Data excerpts:
|---|

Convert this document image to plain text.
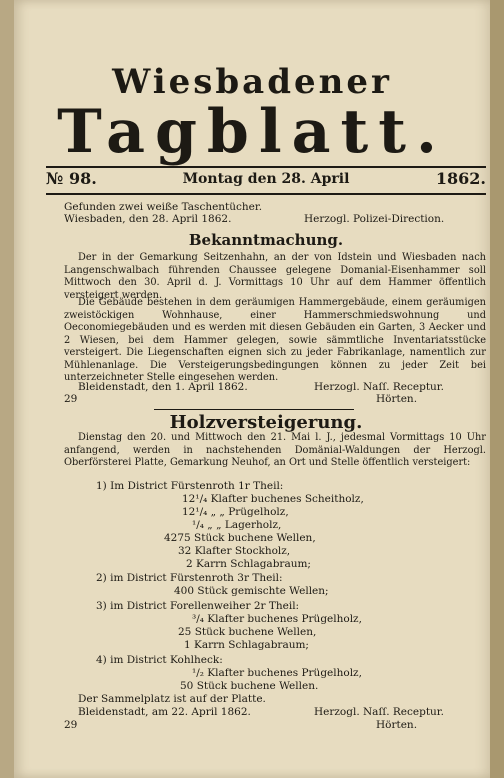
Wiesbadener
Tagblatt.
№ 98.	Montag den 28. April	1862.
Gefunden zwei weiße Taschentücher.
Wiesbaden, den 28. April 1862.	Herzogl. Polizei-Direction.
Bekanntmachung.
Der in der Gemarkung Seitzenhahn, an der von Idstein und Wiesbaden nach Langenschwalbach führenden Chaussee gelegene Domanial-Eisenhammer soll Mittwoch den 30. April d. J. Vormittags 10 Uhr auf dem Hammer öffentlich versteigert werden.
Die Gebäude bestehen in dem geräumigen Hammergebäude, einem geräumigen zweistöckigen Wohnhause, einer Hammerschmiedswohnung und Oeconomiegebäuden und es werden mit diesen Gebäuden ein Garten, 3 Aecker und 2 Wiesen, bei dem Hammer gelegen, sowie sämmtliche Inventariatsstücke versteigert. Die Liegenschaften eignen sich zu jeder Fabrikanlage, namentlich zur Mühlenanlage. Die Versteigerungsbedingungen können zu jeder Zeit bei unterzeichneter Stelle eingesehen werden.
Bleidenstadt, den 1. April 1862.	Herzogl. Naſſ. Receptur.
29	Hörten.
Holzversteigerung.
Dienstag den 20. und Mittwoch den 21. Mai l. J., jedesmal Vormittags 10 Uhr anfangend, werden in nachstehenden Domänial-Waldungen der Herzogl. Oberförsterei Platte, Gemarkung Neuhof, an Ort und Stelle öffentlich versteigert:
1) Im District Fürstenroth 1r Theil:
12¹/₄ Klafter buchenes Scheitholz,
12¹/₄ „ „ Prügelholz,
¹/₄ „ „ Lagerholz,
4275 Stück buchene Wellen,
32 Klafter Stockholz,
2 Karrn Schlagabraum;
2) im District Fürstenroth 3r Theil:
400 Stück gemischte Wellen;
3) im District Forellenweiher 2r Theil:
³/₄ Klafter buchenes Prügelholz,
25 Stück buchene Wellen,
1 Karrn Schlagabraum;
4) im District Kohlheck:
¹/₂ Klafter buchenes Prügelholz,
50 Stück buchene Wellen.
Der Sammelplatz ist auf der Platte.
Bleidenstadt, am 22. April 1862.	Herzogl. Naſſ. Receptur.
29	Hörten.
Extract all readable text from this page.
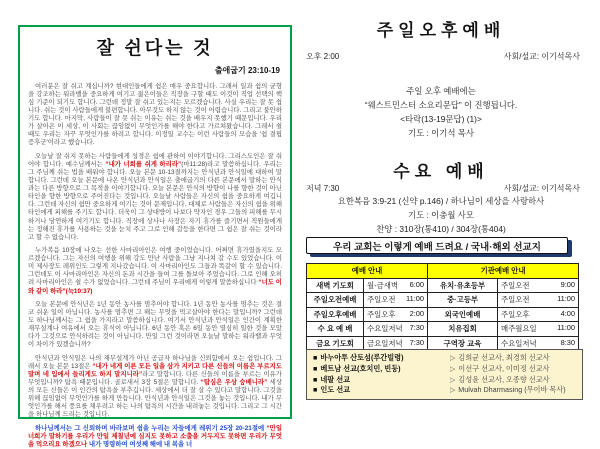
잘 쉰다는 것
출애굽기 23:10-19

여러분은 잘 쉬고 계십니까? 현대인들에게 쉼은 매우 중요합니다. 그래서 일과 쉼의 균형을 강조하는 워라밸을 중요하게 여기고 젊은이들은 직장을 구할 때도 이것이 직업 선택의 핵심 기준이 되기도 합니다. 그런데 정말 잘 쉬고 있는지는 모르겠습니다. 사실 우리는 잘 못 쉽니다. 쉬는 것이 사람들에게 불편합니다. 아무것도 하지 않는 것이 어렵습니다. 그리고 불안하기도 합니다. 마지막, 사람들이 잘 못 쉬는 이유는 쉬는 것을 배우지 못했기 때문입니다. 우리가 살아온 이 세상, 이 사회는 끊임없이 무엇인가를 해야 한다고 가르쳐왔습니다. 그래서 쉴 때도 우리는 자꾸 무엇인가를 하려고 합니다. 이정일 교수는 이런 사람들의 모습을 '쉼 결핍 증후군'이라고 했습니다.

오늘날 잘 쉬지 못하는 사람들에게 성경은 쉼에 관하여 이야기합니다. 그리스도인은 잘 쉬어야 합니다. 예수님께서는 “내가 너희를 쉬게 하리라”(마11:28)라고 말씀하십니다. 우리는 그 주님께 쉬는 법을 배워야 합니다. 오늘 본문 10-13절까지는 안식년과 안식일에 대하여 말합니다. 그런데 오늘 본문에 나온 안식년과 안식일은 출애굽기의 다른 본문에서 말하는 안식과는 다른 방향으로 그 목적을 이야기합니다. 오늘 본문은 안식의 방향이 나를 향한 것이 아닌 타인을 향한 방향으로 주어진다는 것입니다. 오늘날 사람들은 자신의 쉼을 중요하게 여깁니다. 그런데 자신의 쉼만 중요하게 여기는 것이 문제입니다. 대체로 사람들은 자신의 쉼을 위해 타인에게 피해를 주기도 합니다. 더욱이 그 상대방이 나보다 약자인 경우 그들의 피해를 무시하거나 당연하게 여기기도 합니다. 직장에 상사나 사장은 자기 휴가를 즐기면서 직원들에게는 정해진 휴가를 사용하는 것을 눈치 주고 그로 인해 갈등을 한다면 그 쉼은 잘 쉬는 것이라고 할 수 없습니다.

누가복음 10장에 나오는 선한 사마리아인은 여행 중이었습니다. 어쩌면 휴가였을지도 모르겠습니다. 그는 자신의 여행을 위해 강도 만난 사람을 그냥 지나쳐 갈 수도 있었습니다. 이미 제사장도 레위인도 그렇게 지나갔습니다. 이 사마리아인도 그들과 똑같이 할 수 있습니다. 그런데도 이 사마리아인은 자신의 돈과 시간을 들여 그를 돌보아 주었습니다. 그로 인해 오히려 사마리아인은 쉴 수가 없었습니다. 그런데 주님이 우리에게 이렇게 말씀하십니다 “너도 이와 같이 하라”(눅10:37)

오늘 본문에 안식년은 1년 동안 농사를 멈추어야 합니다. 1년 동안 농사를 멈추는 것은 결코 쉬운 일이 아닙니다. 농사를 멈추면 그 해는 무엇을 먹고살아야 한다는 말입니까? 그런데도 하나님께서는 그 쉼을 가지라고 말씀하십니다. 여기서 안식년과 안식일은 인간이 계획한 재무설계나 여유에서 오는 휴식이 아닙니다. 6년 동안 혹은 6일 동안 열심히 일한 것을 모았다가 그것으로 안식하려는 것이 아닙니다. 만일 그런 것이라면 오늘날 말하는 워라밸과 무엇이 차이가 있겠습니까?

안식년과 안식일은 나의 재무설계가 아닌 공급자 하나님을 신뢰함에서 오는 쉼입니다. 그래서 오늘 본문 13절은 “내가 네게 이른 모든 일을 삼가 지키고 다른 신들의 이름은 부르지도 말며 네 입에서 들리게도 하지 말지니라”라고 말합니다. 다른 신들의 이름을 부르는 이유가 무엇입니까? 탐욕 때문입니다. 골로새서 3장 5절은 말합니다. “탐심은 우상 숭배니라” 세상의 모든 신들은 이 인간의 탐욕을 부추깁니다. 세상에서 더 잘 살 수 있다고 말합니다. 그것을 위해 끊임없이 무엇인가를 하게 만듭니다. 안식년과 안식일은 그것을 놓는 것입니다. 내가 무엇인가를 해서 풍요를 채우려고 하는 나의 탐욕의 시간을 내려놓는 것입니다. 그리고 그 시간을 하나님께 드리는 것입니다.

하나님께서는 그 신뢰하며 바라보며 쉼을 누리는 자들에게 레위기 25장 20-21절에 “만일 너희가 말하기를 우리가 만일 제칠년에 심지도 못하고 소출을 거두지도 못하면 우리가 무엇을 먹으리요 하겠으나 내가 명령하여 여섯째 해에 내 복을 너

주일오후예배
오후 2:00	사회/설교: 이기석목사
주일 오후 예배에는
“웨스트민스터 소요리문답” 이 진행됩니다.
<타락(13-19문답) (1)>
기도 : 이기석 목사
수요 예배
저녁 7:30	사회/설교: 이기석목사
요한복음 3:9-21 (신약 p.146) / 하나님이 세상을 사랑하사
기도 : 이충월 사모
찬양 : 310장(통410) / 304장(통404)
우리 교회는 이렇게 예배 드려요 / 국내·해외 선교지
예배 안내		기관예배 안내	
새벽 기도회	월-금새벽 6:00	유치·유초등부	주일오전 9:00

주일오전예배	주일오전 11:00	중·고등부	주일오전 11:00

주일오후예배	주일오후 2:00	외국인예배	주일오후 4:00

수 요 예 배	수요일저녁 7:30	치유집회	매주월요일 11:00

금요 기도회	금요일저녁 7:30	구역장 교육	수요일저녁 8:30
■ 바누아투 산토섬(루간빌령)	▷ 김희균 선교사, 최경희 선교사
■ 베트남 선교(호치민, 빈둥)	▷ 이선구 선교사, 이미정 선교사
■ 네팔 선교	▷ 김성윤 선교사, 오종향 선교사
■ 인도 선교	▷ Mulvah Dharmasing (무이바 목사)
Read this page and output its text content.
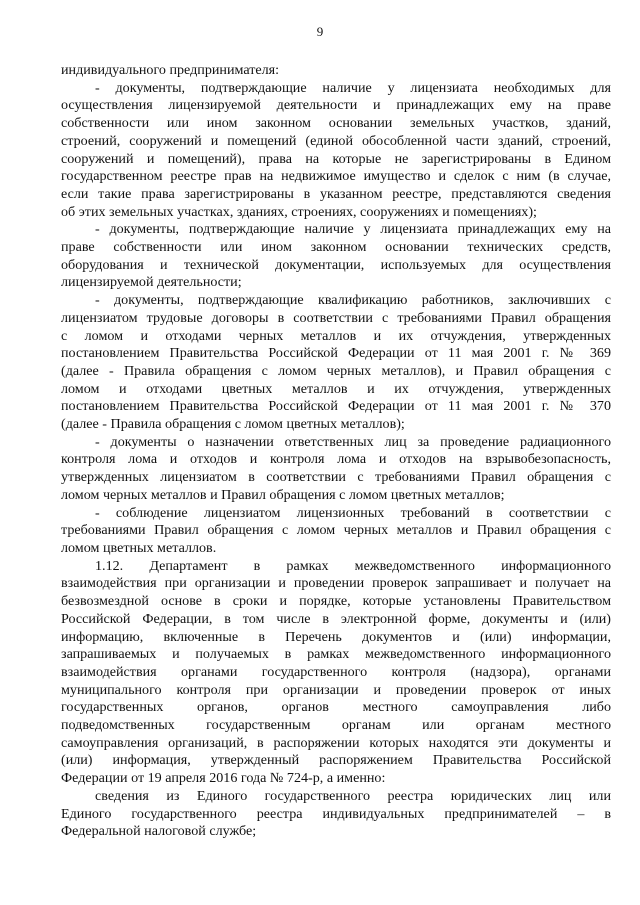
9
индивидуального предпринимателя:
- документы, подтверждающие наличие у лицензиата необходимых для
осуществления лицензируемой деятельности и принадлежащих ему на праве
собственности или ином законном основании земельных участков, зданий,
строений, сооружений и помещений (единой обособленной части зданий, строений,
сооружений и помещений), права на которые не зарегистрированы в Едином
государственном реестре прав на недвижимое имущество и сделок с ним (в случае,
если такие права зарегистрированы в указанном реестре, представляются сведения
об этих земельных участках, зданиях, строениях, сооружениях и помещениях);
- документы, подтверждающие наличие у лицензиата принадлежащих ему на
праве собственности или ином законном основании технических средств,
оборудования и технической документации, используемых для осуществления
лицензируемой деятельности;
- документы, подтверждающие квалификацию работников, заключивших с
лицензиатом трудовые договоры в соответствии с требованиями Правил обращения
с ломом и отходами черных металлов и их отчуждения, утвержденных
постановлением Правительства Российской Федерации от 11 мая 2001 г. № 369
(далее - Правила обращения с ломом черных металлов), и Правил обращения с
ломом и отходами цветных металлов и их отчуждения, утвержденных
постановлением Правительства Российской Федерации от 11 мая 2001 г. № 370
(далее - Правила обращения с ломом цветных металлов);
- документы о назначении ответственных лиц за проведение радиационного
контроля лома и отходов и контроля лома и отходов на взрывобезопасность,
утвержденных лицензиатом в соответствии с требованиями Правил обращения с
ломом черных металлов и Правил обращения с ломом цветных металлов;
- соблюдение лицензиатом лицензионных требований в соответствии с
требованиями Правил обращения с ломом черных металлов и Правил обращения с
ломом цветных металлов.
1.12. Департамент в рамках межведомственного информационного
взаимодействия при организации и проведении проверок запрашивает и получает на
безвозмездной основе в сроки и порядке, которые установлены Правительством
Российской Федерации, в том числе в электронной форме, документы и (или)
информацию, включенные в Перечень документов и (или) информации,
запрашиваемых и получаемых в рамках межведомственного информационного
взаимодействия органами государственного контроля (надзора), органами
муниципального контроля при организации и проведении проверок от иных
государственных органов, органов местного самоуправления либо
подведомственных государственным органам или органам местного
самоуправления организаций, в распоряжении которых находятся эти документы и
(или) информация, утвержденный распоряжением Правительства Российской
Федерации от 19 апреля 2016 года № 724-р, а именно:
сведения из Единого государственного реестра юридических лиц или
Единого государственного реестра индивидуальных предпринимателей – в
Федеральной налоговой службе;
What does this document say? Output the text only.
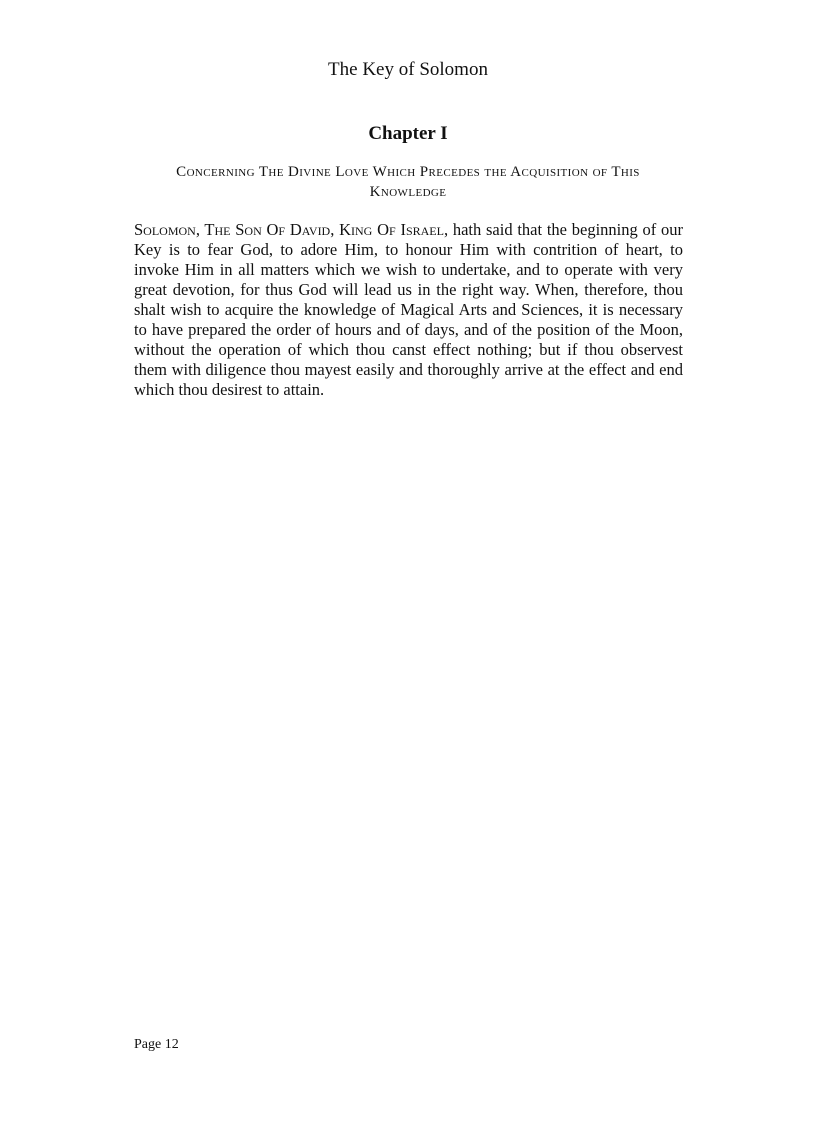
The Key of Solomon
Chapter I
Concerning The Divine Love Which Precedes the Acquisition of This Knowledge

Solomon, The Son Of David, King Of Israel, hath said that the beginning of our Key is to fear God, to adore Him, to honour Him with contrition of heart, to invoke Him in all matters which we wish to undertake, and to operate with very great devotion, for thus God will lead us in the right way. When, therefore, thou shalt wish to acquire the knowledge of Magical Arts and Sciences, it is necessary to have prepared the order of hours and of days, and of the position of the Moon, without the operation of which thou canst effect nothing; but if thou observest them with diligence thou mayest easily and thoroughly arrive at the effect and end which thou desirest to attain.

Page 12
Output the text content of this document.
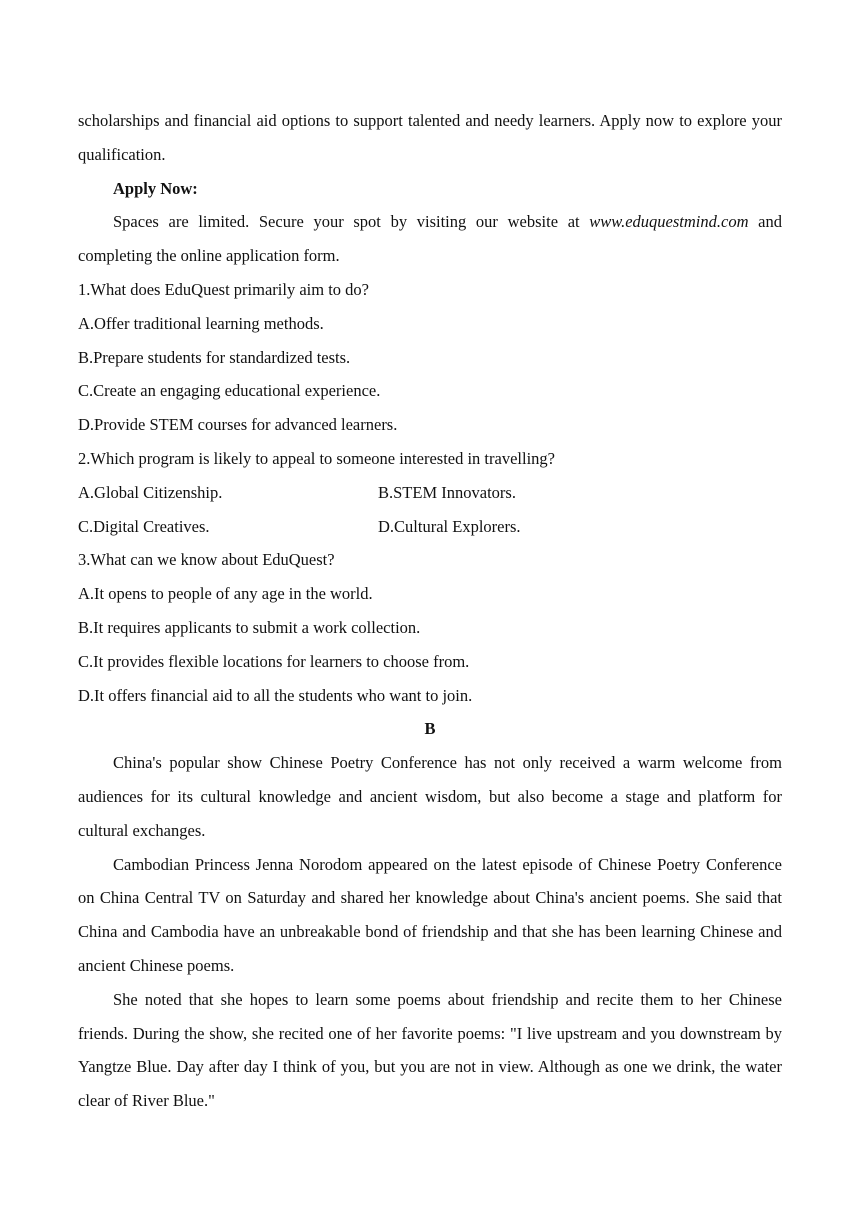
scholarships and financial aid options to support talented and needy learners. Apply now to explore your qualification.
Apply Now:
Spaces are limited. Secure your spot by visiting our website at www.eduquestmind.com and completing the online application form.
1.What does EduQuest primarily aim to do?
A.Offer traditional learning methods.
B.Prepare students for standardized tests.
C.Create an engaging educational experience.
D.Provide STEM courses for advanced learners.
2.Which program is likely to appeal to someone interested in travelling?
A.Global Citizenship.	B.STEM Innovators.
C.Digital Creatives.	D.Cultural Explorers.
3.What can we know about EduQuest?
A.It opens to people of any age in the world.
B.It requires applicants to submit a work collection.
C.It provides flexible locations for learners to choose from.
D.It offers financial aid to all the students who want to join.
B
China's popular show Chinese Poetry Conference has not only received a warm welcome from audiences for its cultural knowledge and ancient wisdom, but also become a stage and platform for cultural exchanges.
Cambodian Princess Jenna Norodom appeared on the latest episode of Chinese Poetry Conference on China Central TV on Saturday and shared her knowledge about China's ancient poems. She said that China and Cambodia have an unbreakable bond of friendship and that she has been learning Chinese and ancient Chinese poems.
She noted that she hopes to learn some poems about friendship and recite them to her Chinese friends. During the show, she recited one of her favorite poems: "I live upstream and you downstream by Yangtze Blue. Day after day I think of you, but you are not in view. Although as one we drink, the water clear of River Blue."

|---|

• [Goal]
Count how many lines in the data above hold the string "China", and give the number with no other words.

• [Reply to the task]
2